■ Exercise instructions:
Count every line where "органа" occurs. Give the total alone.

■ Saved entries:
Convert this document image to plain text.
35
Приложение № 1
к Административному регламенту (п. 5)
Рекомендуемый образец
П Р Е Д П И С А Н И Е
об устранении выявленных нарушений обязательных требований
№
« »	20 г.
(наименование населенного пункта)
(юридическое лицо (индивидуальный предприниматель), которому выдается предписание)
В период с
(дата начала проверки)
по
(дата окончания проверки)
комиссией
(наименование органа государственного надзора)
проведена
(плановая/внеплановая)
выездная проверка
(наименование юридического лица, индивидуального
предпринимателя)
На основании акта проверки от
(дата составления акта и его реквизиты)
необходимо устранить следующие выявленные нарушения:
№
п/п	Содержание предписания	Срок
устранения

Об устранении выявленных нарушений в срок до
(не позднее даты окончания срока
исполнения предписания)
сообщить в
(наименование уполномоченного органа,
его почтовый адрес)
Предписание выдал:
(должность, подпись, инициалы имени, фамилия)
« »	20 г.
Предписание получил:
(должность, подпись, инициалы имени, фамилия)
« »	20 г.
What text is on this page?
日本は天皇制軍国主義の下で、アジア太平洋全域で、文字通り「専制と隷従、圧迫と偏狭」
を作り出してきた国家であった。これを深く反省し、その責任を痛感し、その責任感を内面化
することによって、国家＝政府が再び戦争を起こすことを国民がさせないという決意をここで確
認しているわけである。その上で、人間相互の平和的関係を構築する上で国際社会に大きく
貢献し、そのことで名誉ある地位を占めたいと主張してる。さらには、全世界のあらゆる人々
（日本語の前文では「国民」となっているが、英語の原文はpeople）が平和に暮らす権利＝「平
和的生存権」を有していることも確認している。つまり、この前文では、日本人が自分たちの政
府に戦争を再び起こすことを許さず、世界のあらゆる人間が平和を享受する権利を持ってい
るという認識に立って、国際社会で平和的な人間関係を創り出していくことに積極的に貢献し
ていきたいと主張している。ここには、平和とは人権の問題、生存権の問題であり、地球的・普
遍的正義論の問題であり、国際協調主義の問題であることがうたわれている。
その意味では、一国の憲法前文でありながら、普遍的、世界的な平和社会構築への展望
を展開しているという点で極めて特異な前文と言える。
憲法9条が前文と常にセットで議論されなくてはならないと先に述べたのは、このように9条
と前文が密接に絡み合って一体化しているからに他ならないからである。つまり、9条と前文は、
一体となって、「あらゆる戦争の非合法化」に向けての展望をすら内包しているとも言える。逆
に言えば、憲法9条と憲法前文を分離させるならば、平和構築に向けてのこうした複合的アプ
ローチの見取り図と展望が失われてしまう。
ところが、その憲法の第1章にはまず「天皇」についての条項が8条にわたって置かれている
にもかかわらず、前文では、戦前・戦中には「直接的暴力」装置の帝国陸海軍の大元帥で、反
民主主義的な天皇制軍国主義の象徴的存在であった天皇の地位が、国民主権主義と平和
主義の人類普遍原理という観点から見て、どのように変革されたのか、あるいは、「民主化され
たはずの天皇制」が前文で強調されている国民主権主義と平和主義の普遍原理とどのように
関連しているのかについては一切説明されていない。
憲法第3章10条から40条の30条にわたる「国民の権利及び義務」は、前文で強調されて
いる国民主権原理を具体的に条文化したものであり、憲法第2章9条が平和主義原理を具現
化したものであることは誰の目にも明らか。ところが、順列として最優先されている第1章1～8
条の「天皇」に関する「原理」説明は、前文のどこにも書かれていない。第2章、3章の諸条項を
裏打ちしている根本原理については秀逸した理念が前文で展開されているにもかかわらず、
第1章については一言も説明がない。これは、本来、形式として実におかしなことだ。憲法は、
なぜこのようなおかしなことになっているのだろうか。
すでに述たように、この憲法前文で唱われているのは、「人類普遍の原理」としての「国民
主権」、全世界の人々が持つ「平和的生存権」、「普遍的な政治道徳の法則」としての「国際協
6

■ Task answer:
2